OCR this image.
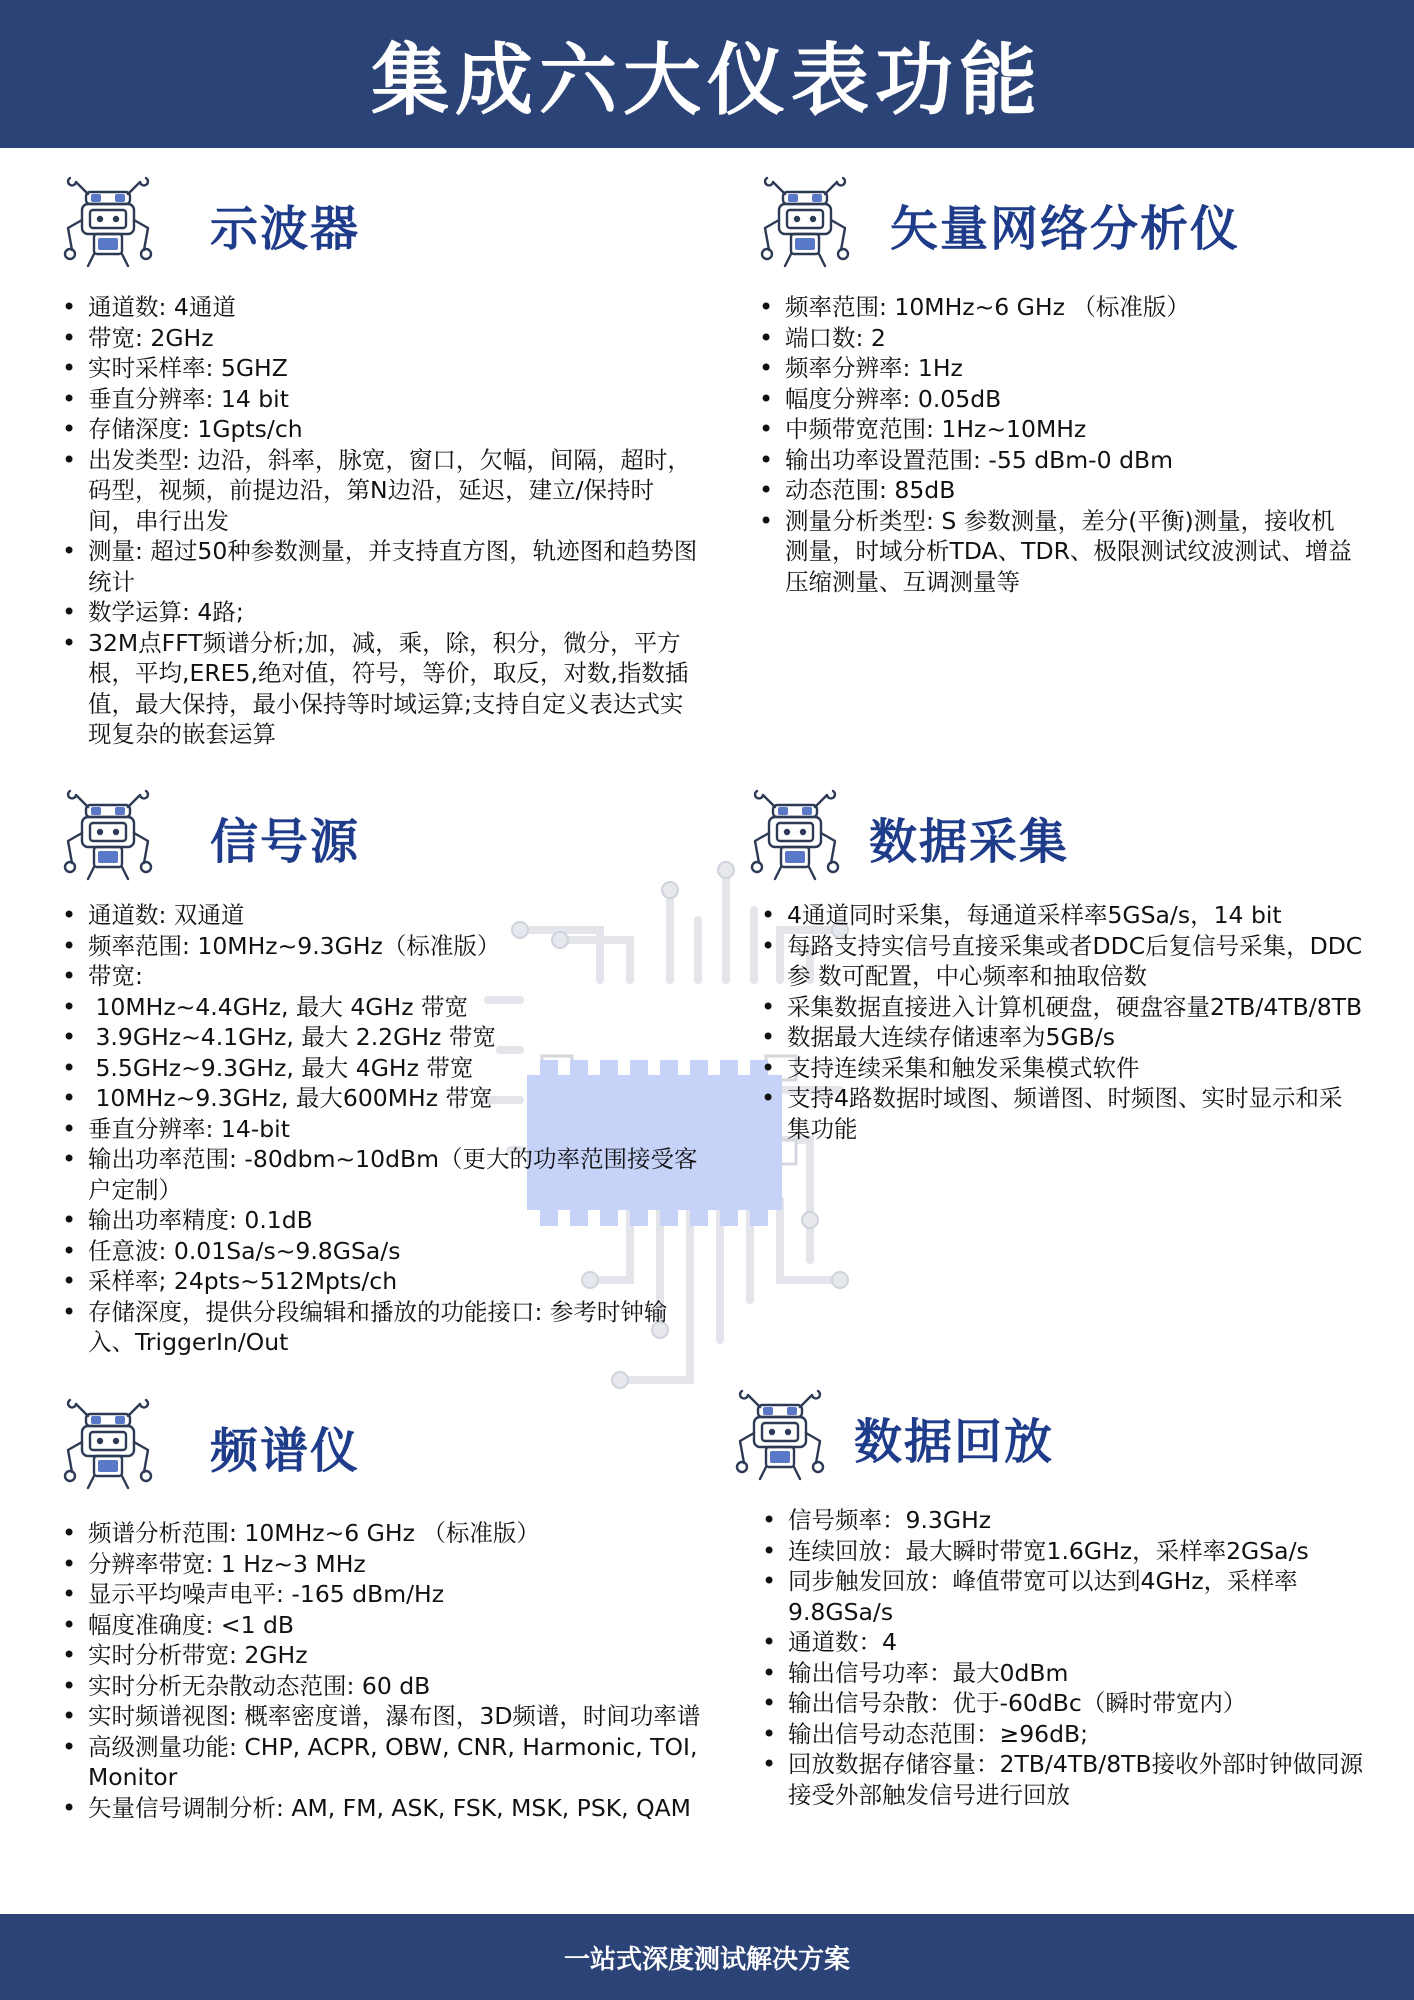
集成六大仪表功能
示波器
• 通道数: 4通道
• 带宽: 2GHz
• 实时采样率: 5GHZ
• 垂直分辨率: 14 bit
• 存储深度: 1Gpts/ch
• 出发类型: 边沿，斜率，脉宽，窗口，欠幅，间隔，超时，码型，视频，前提边沿，第N边沿，延迟，建立/保持时间，串行出发
• 测量: 超过50种参数测量，并支持直方图，轨迹图和趋势图统计
• 数学运算: 4路;
• 32M点FFT频谱分析;加，减，乘，除，积分，微分，平方根，平均,ERE5,绝对值，符号，等价，取反，对数,指数插值，最大保持，最小保持等时域运算;支持自定义表达式实现复杂的嵌套运算
矢量网络分析仪
• 频率范围: 10MHz~6 GHz （标准版）
• 端口数: 2
• 频率分辨率: 1Hz
• 幅度分辨率: 0.05dB
• 中频带宽范围: 1Hz~10MHz
• 输出功率设置范围: -55 dBm-0 dBm
• 动态范围: 85dB
• 测量分析类型: S 参数测量，差分(平衡)测量，接收机测量，时域分析TDA、TDR、极限测试纹波测试、增益压缩测量、互调测量等
信号源
• 通道数: 双通道
• 频率范围: 10MHz~9.3GHz（标准版）
• 带宽:
•  10MHz~4.4GHz, 最大 4GHz 带宽
•  3.9GHz~4.1GHz, 最大 2.2GHz 带宽
•  5.5GHz~9.3GHz, 最大 4GHz 带宽
•  10MHz~9.3GHz, 最大600MHz 带宽
• 垂直分辨率: 14-bit
• 输出功率范围: -80dbm~10dBm（更大的功率范围接受客户定制）
• 输出功率精度: 0.1dB
• 任意波: 0.01Sa/s~9.8GSa/s
• 采样率; 24pts~512Mpts/ch
• 存储深度，提供分段编辑和播放的功能接口: 参考时钟输入、TriggerIn/Out
数据采集
• 4通道同时采集，每通道采样率5GSa/s，14 bit
• 每路支持实信号直接采集或者DDC后复信号采集，DDC参 数可配置，中心频率和抽取倍数
• 采集数据直接进入计算机硬盘，硬盘容量2TB/4TB/8TB
• 数据最大连续存储速率为5GB/s
• 支持连续采集和触发采集模式软件
• 支持4路数据时域图、频谱图、时频图、实时显示和采集功能
频谱仪
• 频谱分析范围: 10MHz~6 GHz （标准版）
• 分辨率带宽: 1 Hz~3 MHz
• 显示平均噪声电平: -165 dBm/Hz
• 幅度准确度: <1 dB
• 实时分析带宽: 2GHz
• 实时分析无杂散动态范围: 60 dB
• 实时频谱视图: 概率密度谱，瀑布图，3D频谱，时间功率谱
• 高级测量功能: CHP, ACPR, OBW, CNR, Harmonic, TOI, Monitor
• 矢量信号调制分析: AM, FM, ASK, FSK, MSK, PSK, QAM
数据回放
• 信号频率：9.3GHz
• 连续回放：最大瞬时带宽1.6GHz，采样率2GSa/s
• 同步触发回放：峰值带宽可以达到4GHz，采样率9.8GSa/s
• 通道数：4
• 输出信号功率：最大0dBm
• 输出信号杂散：优于-60dBc（瞬时带宽内）
• 输出信号动态范围：≥96dB;
• 回放数据存储容量：2TB/4TB/8TB接收外部时钟做同源接受外部触发信号进行回放
一站式深度测试解决方案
---
◆ **YOUR TASK**:
Omit the pictures and give the material again, exactly and in full.

◆ **ANSWER TO THIS PROBLEM**:
OCR this image.
集成六大仪表功能
示波器
• 通道数: 4通道
• 带宽: 2GHz
• 实时采样率: 5GHZ
• 垂直分辨率: 14 bit
• 存储深度: 1Gpts/ch
• 出发类型: 边沿，斜率，脉宽，窗口，欠幅，间隔，超时，码型，视频，前提边沿，第N边沿，延迟，建立/保持时间，串行出发
• 测量: 超过50种参数测量，并支持直方图，轨迹图和趋势图统计
• 数学运算: 4路;
• 32M点FFT频谱分析;加，减，乘，除，积分，微分，平方根，平均,ERE5,绝对值，符号，等价，取反，对数,指数插值，最大保持，最小保持等时域运算;支持自定义表达式实现复杂的嵌套运算
矢量网络分析仪
• 频率范围: 10MHz~6 GHz （标准版）
• 端口数: 2
• 频率分辨率: 1Hz
• 幅度分辨率: 0.05dB
• 中频带宽范围: 1Hz~10MHz
• 输出功率设置范围: -55 dBm-0 dBm
• 动态范围: 85dB
• 测量分析类型: S 参数测量，差分(平衡)测量，接收机测量，时域分析TDA、TDR、极限测试纹波测试、增益压缩测量、互调测量等
信号源
• 通道数: 双通道
• 频率范围: 10MHz~9.3GHz（标准版）
• 带宽:
•  10MHz~4.4GHz, 最大 4GHz 带宽
•  3.9GHz~4.1GHz, 最大 2.2GHz 带宽
•  5.5GHz~9.3GHz, 最大 4GHz 带宽
•  10MHz~9.3GHz, 最大600MHz 带宽
• 垂直分辨率: 14-bit
• 输出功率范围: -80dbm~10dBm（更大的功率范围接受客户定制）
• 输出功率精度: 0.1dB
• 任意波: 0.01Sa/s~9.8GSa/s
• 采样率; 24pts~512Mpts/ch
• 存储深度，提供分段编辑和播放的功能接口: 参考时钟输入、TriggerIn/Out
数据采集
• 4通道同时采集，每通道采样率5GSa/s，14 bit
• 每路支持实信号直接采集或者DDC后复信号采集，DDC参 数可配置，中心频率和抽取倍数
• 采集数据直接进入计算机硬盘，硬盘容量2TB/4TB/8TB
• 数据最大连续存储速率为5GB/s
• 支持连续采集和触发采集模式软件
• 支持4路数据时域图、频谱图、时频图、实时显示和采集功能
频谱仪
• 频谱分析范围: 10MHz~6 GHz （标准版）
• 分辨率带宽: 1 Hz~3 MHz
• 显示平均噪声电平: -165 dBm/Hz
• 幅度准确度: <1 dB
• 实时分析带宽: 2GHz
• 实时分析无杂散动态范围: 60 dB
• 实时频谱视图: 概率密度谱，瀑布图，3D频谱，时间功率谱
• 高级测量功能: CHP, ACPR, OBW, CNR, Harmonic, TOI, Monitor
• 矢量信号调制分析: AM, FM, ASK, FSK, MSK, PSK, QAM
数据回放
• 信号频率：9.3GHz
• 连续回放：最大瞬时带宽1.6GHz，采样率2GSa/s
• 同步触发回放：峰值带宽可以达到4GHz，采样率9.8GSa/s
• 通道数：4
• 输出信号功率：最大0dBm
• 输出信号杂散：优于-60dBc（瞬时带宽内）
• 输出信号动态范围：≥96dB;
• 回放数据存储容量：2TB/4TB/8TB接收外部时钟做同源接受外部触发信号进行回放
一站式深度测试解决方案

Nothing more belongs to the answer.